→ Raw data:

• • • • •

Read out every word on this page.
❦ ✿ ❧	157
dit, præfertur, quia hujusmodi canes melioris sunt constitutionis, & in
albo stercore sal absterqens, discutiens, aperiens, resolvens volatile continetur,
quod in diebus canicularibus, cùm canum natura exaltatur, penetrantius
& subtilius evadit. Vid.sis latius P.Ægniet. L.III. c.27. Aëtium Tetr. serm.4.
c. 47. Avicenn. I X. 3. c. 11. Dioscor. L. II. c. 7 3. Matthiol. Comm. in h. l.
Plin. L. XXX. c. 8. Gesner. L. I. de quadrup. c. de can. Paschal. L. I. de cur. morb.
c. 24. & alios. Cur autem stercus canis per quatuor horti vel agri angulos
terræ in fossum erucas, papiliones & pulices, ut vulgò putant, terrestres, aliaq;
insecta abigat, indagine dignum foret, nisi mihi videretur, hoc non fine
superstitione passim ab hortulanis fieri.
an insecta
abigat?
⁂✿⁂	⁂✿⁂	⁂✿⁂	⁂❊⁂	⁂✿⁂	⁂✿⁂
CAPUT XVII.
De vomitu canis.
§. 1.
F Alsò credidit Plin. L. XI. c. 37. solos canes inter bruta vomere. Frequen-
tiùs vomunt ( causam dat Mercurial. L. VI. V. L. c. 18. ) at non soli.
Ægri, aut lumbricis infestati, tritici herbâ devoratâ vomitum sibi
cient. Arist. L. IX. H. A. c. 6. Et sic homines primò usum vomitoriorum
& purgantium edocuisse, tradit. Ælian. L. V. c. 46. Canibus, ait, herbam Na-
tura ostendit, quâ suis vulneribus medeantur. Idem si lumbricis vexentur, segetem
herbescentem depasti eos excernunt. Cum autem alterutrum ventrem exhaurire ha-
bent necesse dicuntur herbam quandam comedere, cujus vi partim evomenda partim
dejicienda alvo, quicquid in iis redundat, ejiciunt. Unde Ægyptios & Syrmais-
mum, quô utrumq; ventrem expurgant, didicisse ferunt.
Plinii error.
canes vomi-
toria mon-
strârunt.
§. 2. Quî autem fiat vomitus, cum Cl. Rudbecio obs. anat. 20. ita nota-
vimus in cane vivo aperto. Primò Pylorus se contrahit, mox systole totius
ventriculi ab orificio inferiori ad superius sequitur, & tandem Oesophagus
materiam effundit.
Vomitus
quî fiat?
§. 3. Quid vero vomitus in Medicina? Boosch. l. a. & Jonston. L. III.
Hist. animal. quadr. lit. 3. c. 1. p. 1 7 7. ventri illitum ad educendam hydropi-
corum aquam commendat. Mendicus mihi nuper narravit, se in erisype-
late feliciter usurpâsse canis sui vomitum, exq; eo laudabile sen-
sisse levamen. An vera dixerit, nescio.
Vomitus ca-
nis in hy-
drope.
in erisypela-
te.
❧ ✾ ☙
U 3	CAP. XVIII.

• • • • •

→ Work to be completed:
Give back all the records exactly as they stand.

→ Written solution:
Read out every word on this page.
❦ ✿ ❧	157
dit, præfertur, quia hujusmodi canes melioris sunt constitutionis, & in
albo stercore sal absterqens, discutiens, aperiens, resolvens volatile continetur,
quod in diebus canicularibus, cùm canum natura exaltatur, penetrantius
& subtilius evadit. Vid.sis latius P.Ægniet. L.III. c.27. Aëtium Tetr. serm.4.
c. 47. Avicenn. I X. 3. c. 11. Dioscor. L. II. c. 7 3. Matthiol. Comm. in h. l.
Plin. L. XXX. c. 8. Gesner. L. I. de quadrup. c. de can. Paschal. L. I. de cur. morb.
c. 24. & alios. Cur autem stercus canis per quatuor horti vel agri angulos
terræ in fossum erucas, papiliones & pulices, ut vulgò putant, terrestres, aliaq;
insecta abigat, indagine dignum foret, nisi mihi videretur, hoc non fine
superstitione passim ab hortulanis fieri.
an insecta
abigat?
⁂✿⁂	⁂✿⁂	⁂✿⁂	⁂❊⁂	⁂✿⁂	⁂✿⁂
CAPUT XVII.
De vomitu canis.
§. 1.
F Alsò credidit Plin. L. XI. c. 37. solos canes inter bruta vomere. Frequen-
tiùs vomunt ( causam dat Mercurial. L. VI. V. L. c. 18. ) at non soli.
Ægri, aut lumbricis infestati, tritici herbâ devoratâ vomitum sibi
cient. Arist. L. IX. H. A. c. 6. Et sic homines primò usum vomitoriorum
& purgantium edocuisse, tradit. Ælian. L. V. c. 46. Canibus, ait, herbam Na-
tura ostendit, quâ suis vulneribus medeantur. Idem si lumbricis vexentur, segetem
herbescentem depasti eos excernunt. Cum autem alterutrum ventrem exhaurire ha-
bent necesse dicuntur herbam quandam comedere, cujus vi partim evomenda partim
dejicienda alvo, quicquid in iis redundat, ejiciunt. Unde Ægyptios & Syrmais-
mum, quô utrumq; ventrem expurgant, didicisse ferunt.
Plinii error.
canes vomi-
toria mon-
strârunt.
§. 2. Quî autem fiat vomitus, cum Cl. Rudbecio obs. anat. 20. ita nota-
vimus in cane vivo aperto. Primò Pylorus se contrahit, mox systole totius
ventriculi ab orificio inferiori ad superius sequitur, & tandem Oesophagus
materiam effundit.
Vomitus
quî fiat?
§. 3. Quid vero vomitus in Medicina? Boosch. l. a. & Jonston. L. III.
Hist. animal. quadr. lit. 3. c. 1. p. 1 7 7. ventri illitum ad educendam hydropi-
corum aquam commendat. Mendicus mihi nuper narravit, se in erisype-
late feliciter usurpâsse canis sui vomitum, exq; eo laudabile sen-
sisse levamen. An vera dixerit, nescio.
Vomitus ca-
nis in hy-
drope.
in erisypela-
te.
❧ ✾ ☙
U 3	CAP. XVIII.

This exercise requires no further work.